Box coordinate listings

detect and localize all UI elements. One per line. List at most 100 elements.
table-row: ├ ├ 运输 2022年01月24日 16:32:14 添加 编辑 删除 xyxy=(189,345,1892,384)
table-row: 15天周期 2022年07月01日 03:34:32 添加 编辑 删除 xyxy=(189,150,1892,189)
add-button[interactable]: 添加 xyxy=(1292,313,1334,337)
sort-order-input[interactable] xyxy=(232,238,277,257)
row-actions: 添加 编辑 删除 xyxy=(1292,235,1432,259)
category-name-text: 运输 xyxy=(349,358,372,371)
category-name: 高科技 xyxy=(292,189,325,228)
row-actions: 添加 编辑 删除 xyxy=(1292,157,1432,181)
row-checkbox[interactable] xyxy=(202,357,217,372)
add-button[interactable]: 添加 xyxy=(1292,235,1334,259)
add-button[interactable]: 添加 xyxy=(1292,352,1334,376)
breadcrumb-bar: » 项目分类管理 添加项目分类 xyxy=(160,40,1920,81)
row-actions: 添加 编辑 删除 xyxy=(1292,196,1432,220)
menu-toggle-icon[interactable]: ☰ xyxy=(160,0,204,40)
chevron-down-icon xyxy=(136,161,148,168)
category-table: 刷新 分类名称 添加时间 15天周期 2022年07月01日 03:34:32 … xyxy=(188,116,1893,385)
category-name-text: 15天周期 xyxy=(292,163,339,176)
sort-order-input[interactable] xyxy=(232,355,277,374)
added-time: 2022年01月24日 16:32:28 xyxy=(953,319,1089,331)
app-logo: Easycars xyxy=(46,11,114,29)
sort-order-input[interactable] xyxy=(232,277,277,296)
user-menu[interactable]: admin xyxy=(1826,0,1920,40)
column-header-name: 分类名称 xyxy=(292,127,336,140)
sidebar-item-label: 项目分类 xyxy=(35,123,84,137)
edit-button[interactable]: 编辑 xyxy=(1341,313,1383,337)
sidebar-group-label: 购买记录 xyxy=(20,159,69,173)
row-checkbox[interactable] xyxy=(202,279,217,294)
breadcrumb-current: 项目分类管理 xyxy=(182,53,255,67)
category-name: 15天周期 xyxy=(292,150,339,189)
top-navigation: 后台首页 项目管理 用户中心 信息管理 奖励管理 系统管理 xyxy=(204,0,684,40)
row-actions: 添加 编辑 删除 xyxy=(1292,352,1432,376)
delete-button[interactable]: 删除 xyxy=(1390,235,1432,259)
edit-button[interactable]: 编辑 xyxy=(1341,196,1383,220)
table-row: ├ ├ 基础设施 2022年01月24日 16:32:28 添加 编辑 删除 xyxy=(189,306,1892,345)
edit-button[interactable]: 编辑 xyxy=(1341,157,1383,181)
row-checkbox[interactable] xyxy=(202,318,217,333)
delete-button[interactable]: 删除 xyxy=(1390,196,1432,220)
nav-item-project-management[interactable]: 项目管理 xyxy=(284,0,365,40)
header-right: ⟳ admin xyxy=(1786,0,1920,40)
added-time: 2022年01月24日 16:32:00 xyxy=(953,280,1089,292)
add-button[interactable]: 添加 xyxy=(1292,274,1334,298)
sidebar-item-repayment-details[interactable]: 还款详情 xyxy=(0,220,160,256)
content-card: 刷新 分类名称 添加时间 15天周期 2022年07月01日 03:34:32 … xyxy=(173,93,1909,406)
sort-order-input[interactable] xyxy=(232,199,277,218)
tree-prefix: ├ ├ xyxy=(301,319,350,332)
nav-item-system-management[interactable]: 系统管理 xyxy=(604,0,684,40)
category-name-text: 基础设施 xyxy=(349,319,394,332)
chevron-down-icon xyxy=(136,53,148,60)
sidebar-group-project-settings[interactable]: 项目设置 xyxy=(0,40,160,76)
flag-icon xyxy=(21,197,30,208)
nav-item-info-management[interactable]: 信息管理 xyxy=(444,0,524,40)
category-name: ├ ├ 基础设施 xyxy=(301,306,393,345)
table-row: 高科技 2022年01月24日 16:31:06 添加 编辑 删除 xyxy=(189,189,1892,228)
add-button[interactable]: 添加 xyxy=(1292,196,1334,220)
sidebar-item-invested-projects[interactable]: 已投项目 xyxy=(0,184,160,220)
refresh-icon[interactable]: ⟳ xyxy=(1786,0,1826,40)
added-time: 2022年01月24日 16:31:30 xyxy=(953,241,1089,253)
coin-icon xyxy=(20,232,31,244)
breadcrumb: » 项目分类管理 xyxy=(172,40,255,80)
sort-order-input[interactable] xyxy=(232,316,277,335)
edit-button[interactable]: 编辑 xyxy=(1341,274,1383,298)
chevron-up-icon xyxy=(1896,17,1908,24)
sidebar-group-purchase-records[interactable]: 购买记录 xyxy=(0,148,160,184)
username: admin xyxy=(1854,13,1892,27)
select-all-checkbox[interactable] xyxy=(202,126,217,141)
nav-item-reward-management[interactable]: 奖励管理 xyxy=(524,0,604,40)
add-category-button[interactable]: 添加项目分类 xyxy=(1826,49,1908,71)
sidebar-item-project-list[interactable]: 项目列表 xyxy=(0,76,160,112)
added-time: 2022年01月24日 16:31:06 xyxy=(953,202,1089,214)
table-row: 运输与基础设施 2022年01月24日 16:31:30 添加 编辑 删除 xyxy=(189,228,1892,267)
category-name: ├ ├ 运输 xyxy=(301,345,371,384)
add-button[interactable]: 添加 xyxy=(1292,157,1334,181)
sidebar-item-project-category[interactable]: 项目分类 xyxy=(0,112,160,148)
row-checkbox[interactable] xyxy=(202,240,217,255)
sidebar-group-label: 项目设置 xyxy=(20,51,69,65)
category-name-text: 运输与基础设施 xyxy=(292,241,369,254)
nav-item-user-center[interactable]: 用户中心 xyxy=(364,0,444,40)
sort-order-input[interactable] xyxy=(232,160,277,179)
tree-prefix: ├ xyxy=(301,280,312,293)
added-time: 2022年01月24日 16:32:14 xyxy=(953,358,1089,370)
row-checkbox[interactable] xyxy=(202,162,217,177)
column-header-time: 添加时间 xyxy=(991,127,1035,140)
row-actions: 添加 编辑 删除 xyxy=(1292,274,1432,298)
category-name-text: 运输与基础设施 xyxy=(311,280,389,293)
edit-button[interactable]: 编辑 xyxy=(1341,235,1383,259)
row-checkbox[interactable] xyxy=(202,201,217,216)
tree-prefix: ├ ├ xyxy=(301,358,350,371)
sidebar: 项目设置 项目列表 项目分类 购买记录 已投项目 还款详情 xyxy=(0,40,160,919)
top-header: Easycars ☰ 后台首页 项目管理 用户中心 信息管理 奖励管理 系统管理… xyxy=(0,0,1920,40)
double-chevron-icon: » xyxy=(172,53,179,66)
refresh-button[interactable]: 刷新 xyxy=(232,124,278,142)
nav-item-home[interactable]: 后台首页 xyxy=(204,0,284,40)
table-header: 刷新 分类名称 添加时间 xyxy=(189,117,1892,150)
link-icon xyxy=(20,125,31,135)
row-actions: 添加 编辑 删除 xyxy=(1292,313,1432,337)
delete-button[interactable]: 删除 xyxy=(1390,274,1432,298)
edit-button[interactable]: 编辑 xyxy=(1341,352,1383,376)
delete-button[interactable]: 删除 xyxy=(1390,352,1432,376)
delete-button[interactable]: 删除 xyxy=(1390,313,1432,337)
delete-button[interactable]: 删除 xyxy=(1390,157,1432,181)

— AIM —
Rewrite the records above as a JSON list of strings, with one string for each line and no blank lines.

— RESPONSE TO THIS EXERCISE —
[
  "detect and localize all UI elements. One per line. List at most 100 elements.",
  "table-row: ├ ├ 运输 2022年01月24日 16:32:14 添加 编辑 删除 xyxy=(189,345,1892,384)",
  "table-row: 15天周期 2022年07月01日 03:34:32 添加 编辑 删除 xyxy=(189,150,1892,189)",
  "add-button[interactable]: 添加 xyxy=(1292,313,1334,337)",
  "sort-order-input[interactable] xyxy=(232,238,277,257)",
  "row-actions: 添加 编辑 删除 xyxy=(1292,235,1432,259)",
  "category-name-text: 运输 xyxy=(349,358,372,371)",
  "category-name: 高科技 xyxy=(292,189,325,228)",
  "row-actions: 添加 编辑 删除 xyxy=(1292,157,1432,181)",
  "row-checkbox[interactable] xyxy=(202,357,217,372)",
  "add-button[interactable]: 添加 xyxy=(1292,235,1334,259)",
  "add-button[interactable]: 添加 xyxy=(1292,352,1334,376)",
  "breadcrumb-bar: » 项目分类管理 添加项目分类 xyxy=(160,40,1920,81)",
  "row-actions: 添加 编辑 删除 xyxy=(1292,196,1432,220)",
  "menu-toggle-icon[interactable]: ☰ xyxy=(160,0,204,40)",
  "chevron-down-icon xyxy=(136,161,148,168)",
  "category-table: 刷新 分类名称 添加时间 15天周期 2022年07月01日 03:34:32 … xyxy=(188,116,1893,385)",
  "category-name-text: 15天周期 xyxy=(292,163,339,176)",
  "sort-order-input[interactable] xyxy=(232,355,277,374)",
  "added-time: 2022年01月24日 16:32:28 xyxy=(953,319,1089,331)",
  "app-logo: Easycars xyxy=(46,11,114,29)",
  "sort-order-input[interactable] xyxy=(232,277,277,296)",
  "user-menu[interactable]: admin xyxy=(1826,0,1920,40)",
  "column-header-name: 分类名称 xyxy=(292,127,336,140)",
  "sidebar-item-label: 项目分类 xyxy=(35,123,84,137)",
  "edit-button[interactable]: 编辑 xyxy=(1341,313,1383,337)",
  "sidebar-group-label: 购买记录 xyxy=(20,159,69,173)",
  "row-checkbox[interactable] xyxy=(202,279,217,294)",
  "breadcrumb-current: 项目分类管理 xyxy=(182,53,255,67)",
  "category-name: 15天周期 xyxy=(292,150,339,189)",
  "top-navigation: 后台首页 项目管理 用户中心 信息管理 奖励管理 系统管理 xyxy=(204,0,684,40)",
  "row-actions: 添加 编辑 删除 xyxy=(1292,352,1432,376)",
  "delete-button[interactable]: 删除 xyxy=(1390,235,1432,259)",
  "edit-button[interactable]: 编辑 xyxy=(1341,196,1383,220)",
  "table-row: ├ ├ 基础设施 2022年01月24日 16:32:28 添加 编辑 删除 xyxy=(189,306,1892,345)",
  "edit-button[interactable]: 编辑 xyxy=(1341,157,1383,181)",
  "row-checkbox[interactable] xyxy=(202,318,217,333)",
  "delete-button[interactable]: 删除 xyxy=(1390,196,1432,220)",
  "nav-item-project-management[interactable]: 项目管理 xyxy=(284,0,365,40)",
  "header-right: ⟳ admin xyxy=(1786,0,1920,40)",
  "added-time: 2022年01月24日 16:32:00 xyxy=(953,280,1089,292)",
  "add-button[interactable]: 添加 xyxy=(1292,274,1334,298)",
  "sidebar-item-repayment-details[interactable]: 还款详情 xyxy=(0,220,160,256)",
  "content-card: 刷新 分类名称 添加时间 15天周期 2022年07月01日 03:34:32 … xyxy=(173,93,1909,406)",
  "sort-order-input[interactable] xyxy=(232,199,277,218)",
  "tree-prefix: ├ ├ xyxy=(301,319,350,332)",
  "nav-item-system-management[interactable]: 系统管理 xyxy=(604,0,684,40)",
  "category-name-text: 基础设施 xyxy=(349,319,394,332)",
  "chevron-down-icon xyxy=(136,53,148,60)",
  "sidebar-group-project-settings[interactable]: 项目设置 xyxy=(0,40,160,76)",
  "flag-icon xyxy=(21,197,30,208)",
  "nav-item-info-management[interactable]: 信息管理 xyxy=(444,0,524,40)",
  "category-name: ├ ├ 基础设施 xyxy=(301,306,393,345)",
  "table-row: 高科技 2022年01月24日 16:31:06 添加 编辑 删除 xyxy=(189,189,1892,228)",
  "add-button[interactable]: 添加 xyxy=(1292,196,1334,220)",
  "sidebar-item-invested-projects[interactable]: 已投项目 xyxy=(0,184,160,220)",
  "refresh-icon[interactable]: ⟳ xyxy=(1786,0,1826,40)",
  "added-time: 2022年01月24日 16:31:30 xyxy=(953,241,1089,253)",
  "coin-icon xyxy=(20,232,31,244)",
  "breadcrumb: » 项目分类管理 xyxy=(172,40,255,80)",
  "sort-order-input[interactable] xyxy=(232,316,277,335)",
  "edit-button[interactable]: 编辑 xyxy=(1341,274,1383,298)",
  "chevron-up-icon xyxy=(1896,17,1908,24)",
  "sidebar-group-purchase-records[interactable]: 购买记录 xyxy=(0,148,160,184)",
  "username: admin xyxy=(1854,13,1892,27)",
  "select-all-checkbox[interactable] xyxy=(202,126,217,141)",
  "nav-item-reward-management[interactable]: 奖励管理 xyxy=(524,0,604,40)",
  "add-category-button[interactable]: 添加项目分类 xyxy=(1826,49,1908,71)",
  "sidebar-item-project-list[interactable]: 项目列表 xyxy=(0,76,160,112)",
  "added-time: 2022年01月24日 16:31:06 xyxy=(953,202,1089,214)",
  "table-row: 运输与基础设施 2022年01月24日 16:31:30 添加 编辑 删除 xyxy=(189,228,1892,267)",
  "category-name: ├ ├ 运输 xyxy=(301,345,371,384)",
  "add-button[interactable]: 添加 xyxy=(1292,157,1334,181)",
  "sidebar-item-project-category[interactable]: 项目分类 xyxy=(0,112,160,148)",
  "row-checkbox[interactable] xyxy=(202,240,217,255)",
  "sidebar-group-label: 项目设置 xyxy=(20,51,69,65)",
  "category-name-text: 运输与基础设施 xyxy=(292,241,369,254)",
  "nav-item-user-center[interactable]: 用户中心 xyxy=(364,0,444,40)",
  "sort-order-input[interactable] xyxy=(232,160,277,179)",
  "tree-prefix: ├ xyxy=(301,280,312,293)",
  "added-time: 2022年01月24日 16:32:14 xyxy=(953,358,1089,370)",
  "row-checkbox[interactable] xyxy=(202,162,217,177)",
  "column-header-time: 添加时间 xyxy=(991,127,1035,140)",
  "row-actions: 添加 编辑 删除 xyxy=(1292,274,1432,298)",
  "category-name-text: 运输与基础设施 xyxy=(311,280,389,293)",
  "edit-button[interactable]: 编辑 xyxy=(1341,235,1383,259)",
  "row-checkbox[interactable] xyxy=(202,201,217,216)",
  "tree-prefix: ├ ├ xyxy=(301,358,350,371)",
  "sidebar: 项目设置 项目列表 项目分类 购买记录 已投项目 还款详情 xyxy=(0,40,160,919)",
  "top-header: Easycars ☰ 后台首页 项目管理 用户中心 信息管理 奖励管理 系统管理… xyxy=(0,0,1920,40)",
  "double-chevron-icon: » xyxy=(172,53,179,66)",
  "refresh-button[interactable]: 刷新 xyxy=(232,124,278,142)",
  "nav-item-home[interactable]: 后台首页 xyxy=(204,0,284,40)",
  "table-header: 刷新 分类名称 添加时间 xyxy=(189,117,1892,150)",
  "link-icon xyxy=(20,125,31,135)",
  "row-actions: 添加 编辑 删除 xyxy=(1292,313,1432,337)",
  "delete-button[interactable]: 删除 xyxy=(1390,274,1432,298)",
  "edit-button[interactable]: 编辑 xyxy=(1341,352,1383,376)",
  "delete-button[interactable]: 删除 xyxy=(1390,352,1432,376)",
  "delete-button[interactable]: 删除 xyxy=(1390,313,1432,337)",
  "delete-button[interactable]: 删除 xyxy=(1390,157,1432,181)"
]